*** EXTRACTED RECORDS ***

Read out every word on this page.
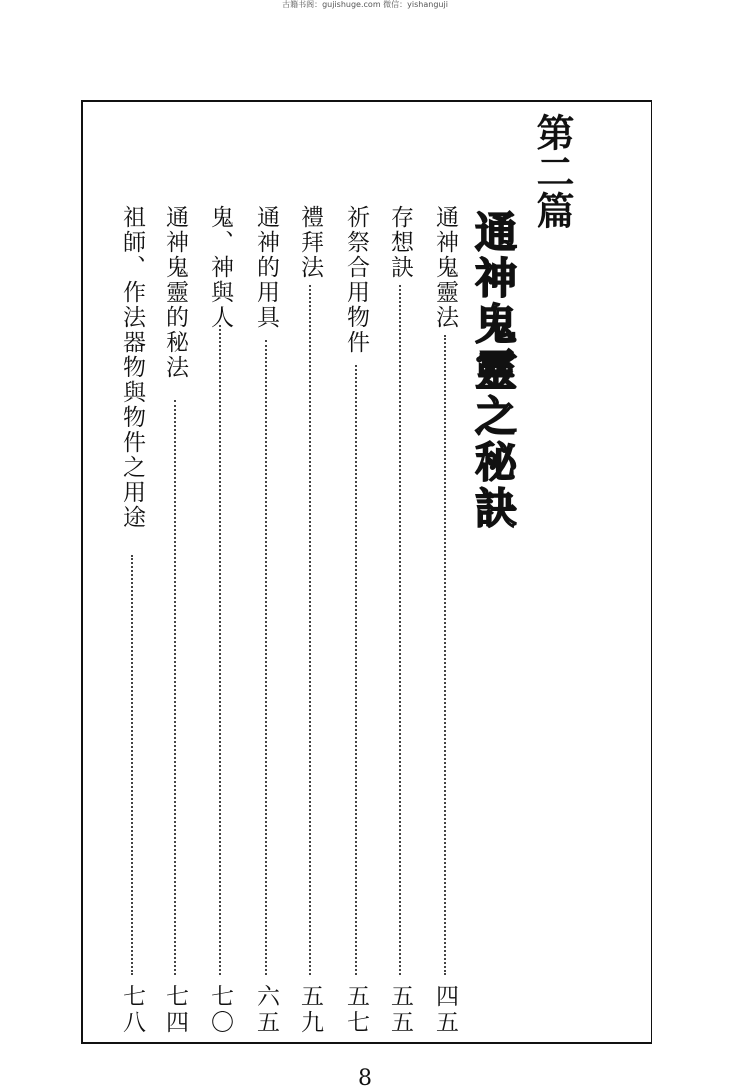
古籍书阁：gujishuge.com 微信：yishanguji
第二篇
通神鬼靈之秘訣
通神鬼靈法
四五
存想訣
五五
祈祭合用物件
五七
禮拜法
五九
通神的用具
六五
鬼、神與人
七〇
通神鬼靈的秘法
七四
祖師、作法器物與物件之用途
七八
8
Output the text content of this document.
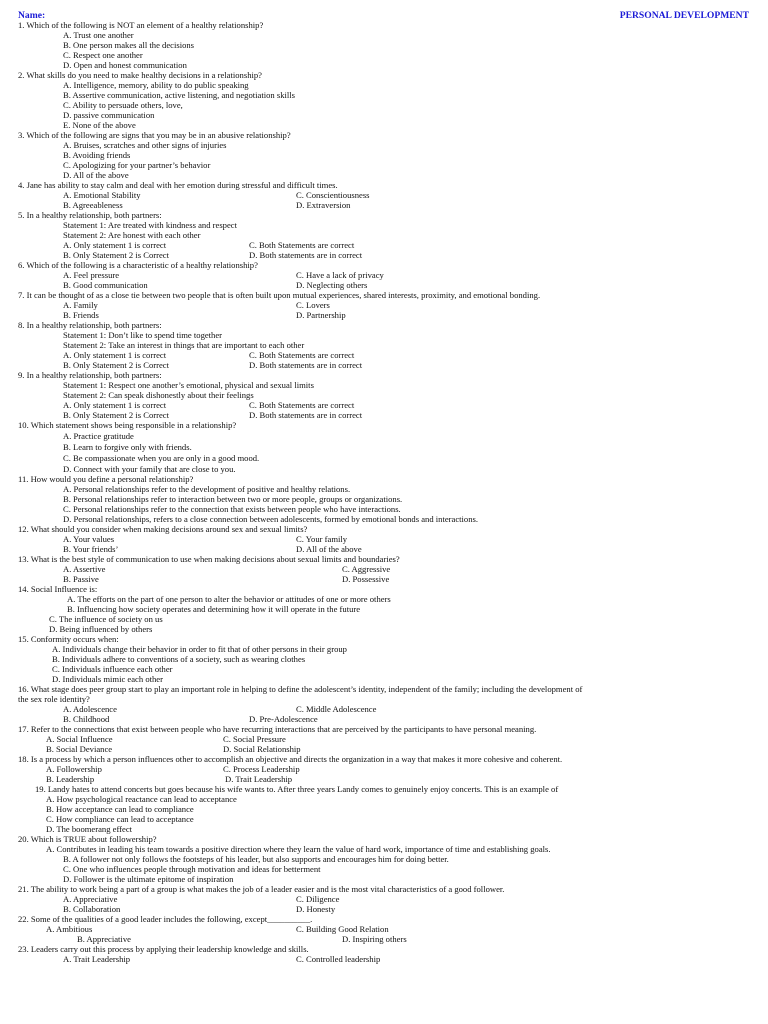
Name:	PERSONAL DEVELOPMENT
1. Which of the following is NOT an element of a healthy relationship?
A. Trust one another
B. One person makes all the decisions
C. Respect one another
D. Open and honest communication
2. What skills do you need to make healthy decisions in a relationship?
A. Intelligence, memory, ability to do public speaking
B. Assertive communication, active listening, and negotiation skills
C. Ability to persuade others, love,
D. passive communication
E. None of the above
3. Which of the following are signs that you may be in an abusive relationship?
A. Bruises, scratches and other signs of injuries
B. Avoiding friends
C. Apologizing for your partner’s behavior
D. All of the above
4. Jane has ability to stay calm and deal with her emotion during stressful and difficult times.
A. Emotional Stability	C. Conscientiousness
B. Agreeableness	D. Extraversion
5. In a healthy relationship, both partners:
Statement 1: Are treated with kindness and respect
Statement 2: Are honest with each other
A. Only statement 1 is correct	C. Both Statements are correct
B. Only Statement 2 is Correct	D. Both statements are in correct
6. Which of the following is a characteristic of a healthy relationship?
A. Feel pressure	C. Have a lack of privacy
B. Good communication	D. Neglecting others
7. It can be thought of as a close tie between two people that is often built upon mutual experiences, shared interests, proximity, and emotional bonding.
A. Family	C. Lovers
B. Friends	D. Partnership
8. In a healthy relationship, both partners:
Statement 1: Don’t like to spend time together
Statement 2: Take an interest in things that are important to each other
A. Only statement 1 is correct	C. Both Statements are correct
B. Only Statement 2 is Correct	D. Both statements are in correct
9. In a healthy relationship, both partners:
Statement 1: Respect one another’s emotional, physical and sexual limits
Statement 2: Can speak dishonestly about their feelings
A. Only statement 1 is correct	C. Both Statements are correct
B. Only Statement 2 is Correct	D. Both statements are in correct
10. Which statement shows being responsible in a relationship?
A. Practice gratitude
B. Learn to forgive only with friends.
C. Be compassionate when you are only in a good mood.
D. Connect with your family that are close to you.
11. How would you define a personal relationship?
A. Personal relationships refer to the development of positive and healthy relations.
B. Personal relationships refer to interaction between two or more people, groups or organizations.
C. Personal relationships refer to the connection that exists between people who have interactions.
D. Personal relationships, refers to a close connection between adolescents, formed by emotional bonds and interactions.
12. What should you consider when making decisions around sex and sexual limits?
A. Your values	C. Your family
B. Your friends’	D. All of the above
13. What is the best style of communication to use when making decisions about sexual limits and boundaries?
A. Assertive	C. Aggressive
B. Passive	D. Possessive
14. Social Influence is:
A. The efforts on the part of one person to alter the behavior or attitudes of one or more others
B. Influencing how society operates and determining how it will operate in the future
C. The influence of society on us
D. Being influenced by others
15. Conformity occurs when:
A. Individuals change their behavior in order to fit that of other persons in their group
B. Individuals adhere to conventions of a society, such as wearing clothes
C. Individuals influence each other
D. Individuals mimic each other
16. What stage does peer group start to play an important role in helping to define the adolescent’s identity, independent of the family; including the development of
the sex role identity?
A. Adolescence	C. Middle Adolescence
B. Childhood	D. Pre-Adolescence
17. Refer to the connections that exist between people who have recurring interactions that are perceived by the participants to have personal meaning.
A. Social Influence	C. Social Pressure
B. Social Deviance	D. Social Relationship
18. Is a process by which a person influences other to accomplish an objective and directs the organization in a way that makes it more cohesive and coherent.
A. Followership	C. Process Leadership
B. Leadership	D. Trait Leadership
19. Landy hates to attend concerts but goes because his wife wants to. After three years Landy comes to genuinely enjoy concerts. This is an example of
A. How psychological reactance can lead to acceptance
B. How acceptance can lead to compliance
C. How compliance can lead to acceptance
D. The boomerang effect
20. Which is TRUE about followership?
A. Contributes in leading his team towards a positive direction where they learn the value of hard work, importance of time and establishing goals.
B. A follower not only follows the footsteps of his leader, but also supports and encourages him for doing better.
C. One who influences people through motivation and ideas for betterment
D. Follower is the ultimate epitome of inspiration
21. The ability to work being a part of a group is what makes the job of a leader easier and is the most vital characteristics of a good follower.
A. Appreciative	C. Diligence
B. Collaboration	D. Honesty
22. Some of the qualities of a good leader includes the following, except__________.
A. Ambitious	C. Building Good Relation
B. Appreciative	D. Inspiring others
23. Leaders carry out this process by applying their leadership knowledge and skills.
A. Trait Leadership	C. Controlled leadership
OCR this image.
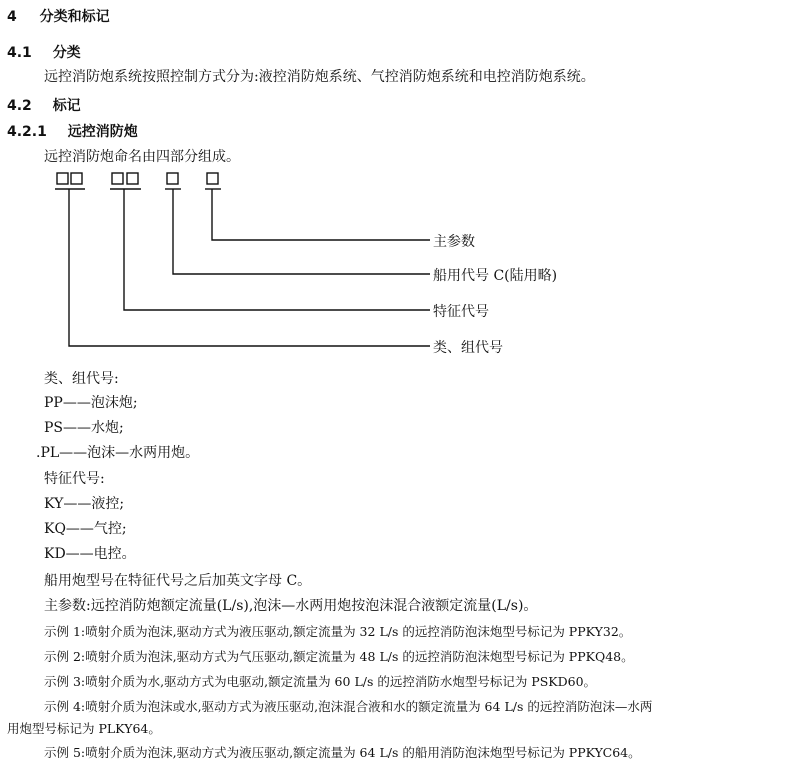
4 分类和标记
4.1 分类
远控消防炮系统按照控制方式分为:液控消防炮系统、气控消防炮系统和电控消防炮系统。
4.2 标记
4.2.1 远控消防炮
远控消防炮命名由四部分组成。
主参数
船用代号 C(陆用略)
特征代号
类、组代号
类、组代号:
PP——泡沫炮;
PS——水炮;
.PL——泡沫—水两用炮。
特征代号:
KY——液控;
KQ——气控;
KD——电控。
船用炮型号在特征代号之后加英文字母 C。
主参数:远控消防炮额定流量(L/s),泡沫—水两用炮按泡沫混合液额定流量(L/s)。
示例 1:喷射介质为泡沫,驱动方式为液压驱动,额定流量为 32 L/s 的远控消防泡沫炮型号标记为 PPKY32。
示例 2:喷射介质为泡沫,驱动方式为气压驱动,额定流量为 48 L/s 的远控消防泡沫炮型号标记为 PPKQ48。
示例 3:喷射介质为水,驱动方式为电驱动,额定流量为 60 L/s 的远控消防水炮型号标记为 PSKD60。
示例 4:喷射介质为泡沫或水,驱动方式为液压驱动,泡沫混合液和水的额定流量为 64 L/s 的远控消防泡沫—水两
用炮型号标记为 PLKY64。
示例 5:喷射介质为泡沫,驱动方式为液压驱动,额定流量为 64 L/s 的船用消防泡沫炮型号标记为 PPKYC64。
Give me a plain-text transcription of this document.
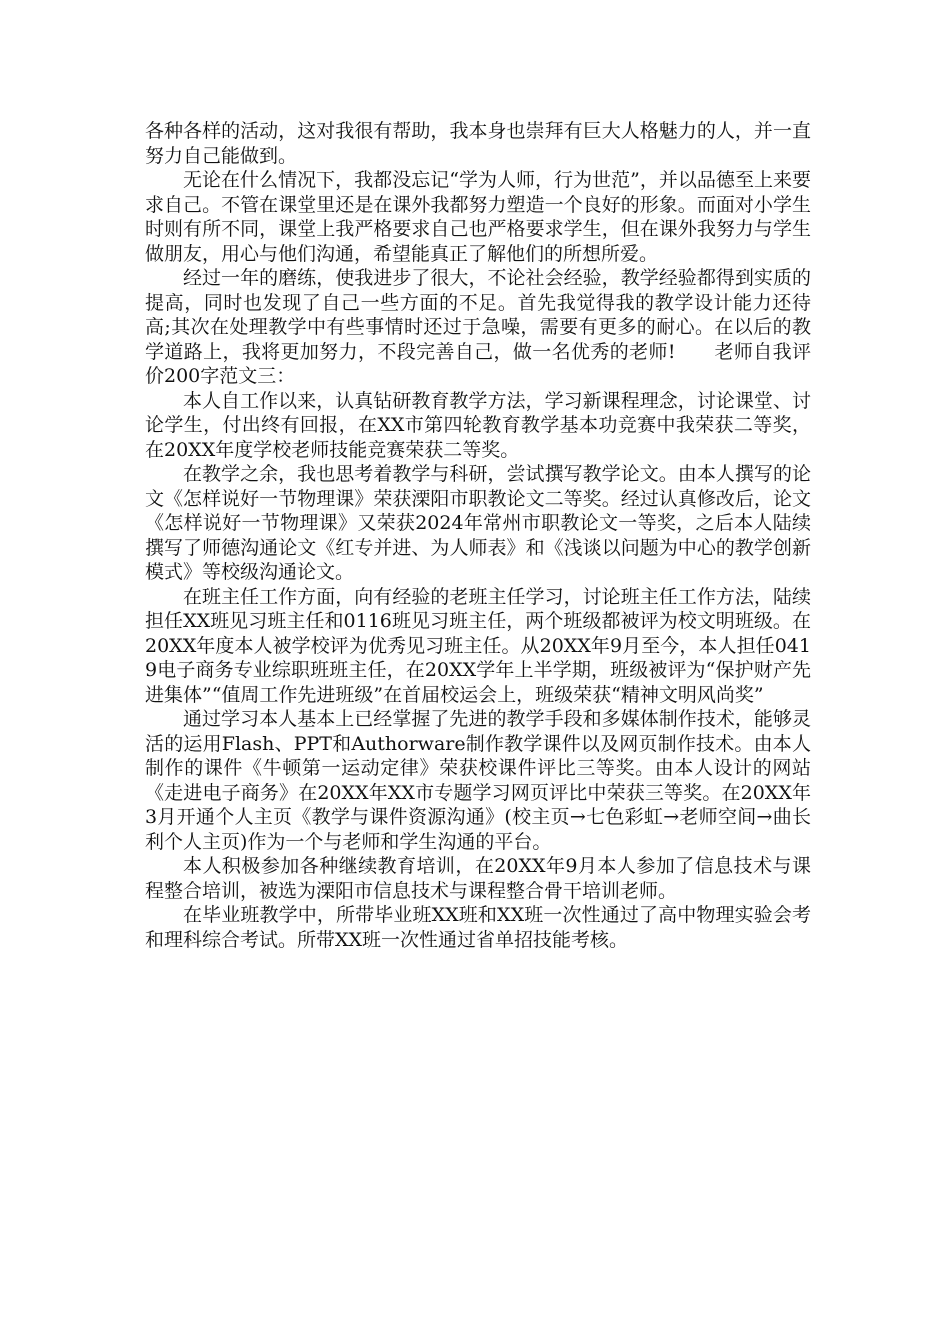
各种各样的活动，这对我很有帮助，我本身也崇拜有巨大人格魅力的人，并一直努力自己能做到。

无论在什么情况下，我都没忘记“学为人师，行为世范”，并以品德至上来要求自己。不管在课堂里还是在课外我都努力塑造一个良好的形象。而面对小学生时则有所不同，课堂上我严格要求自己也严格要求学生，但在课外我努力与学生做朋友，用心与他们沟通，希望能真正了解他们的所想所爱。

经过一年的磨练，使我进步了很大，不论社会经验，教学经验都得到实质的提高，同时也发现了自己一些方面的不足。首先我觉得我的教学设计能力还待高;其次在处理教学中有些事情时还过于急噪，需要有更多的耐心。在以后的教学道路上，我将更加努力，不段完善自己，做一名优秀的老师!　　老师自我评价200字范文三：

本人自工作以来，认真钻研教育教学方法，学习新课程理念，讨论课堂、讨论学生，付出终有回报，在XX市第四轮教育教学基本功竞赛中我荣获二等奖，在20XX年度学校老师技能竞赛荣获二等奖。

在教学之余，我也思考着教学与科研，尝试撰写教学论文。由本人撰写的论文《怎样说好一节物理课》荣获溧阳市职教论文二等奖。经过认真修改后，论文《怎样说好一节物理课》又荣获2024年常州市职教论文一等奖，之后本人陆续撰写了师德沟通论文《红专并进、为人师表》和《浅谈以问题为中心的教学创新模式》等校级沟通论文。

在班主任工作方面，向有经验的老班主任学习，讨论班主任工作方法，陆续担任XX班见习班主任和0116班见习班主任，两个班级都被评为校文明班级。在20XX年度本人被学校评为优秀见习班主任。从20XX年9月至今，本人担任0419电子商务专业综职班班主任，在20XX学年上半学期，班级被评为“保护财产先进集体”“值周工作先进班级”在首届校运会上，班级荣获“精神文明风尚奖”

通过学习本人基本上已经掌握了先进的教学手段和多媒体制作技术，能够灵活的运用Flash、PPT和Authorware制作教学课件以及网页制作技术。由本人制作的课件《牛顿第一运动定律》荣获校课件评比三等奖。由本人设计的网站《走进电子商务》在20XX年XX市专题学习网页评比中荣获三等奖。在20XX年3月开通个人主页《教学与课件资源沟通》(校主页→七色彩虹→老师空间→曲长利个人主页)作为一个与老师和学生沟通的平台。

本人积极参加各种继续教育培训，在20XX年9月本人参加了信息技术与课程整合培训，被选为溧阳市信息技术与课程整合骨干培训老师。

在毕业班教学中，所带毕业班XX班和XX班一次性通过了高中物理实验会考和理科综合考试。所带XX班一次性通过省单招技能考核。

***

TASK OBJECTIVE —
Gather each line of the listing that holds the string "acceptance".

RESULT FOR THIS TASK —
A. How psychological reactance can lead to acceptance
B. How acceptance can lead to compliance
C. How compliance can lead to acceptance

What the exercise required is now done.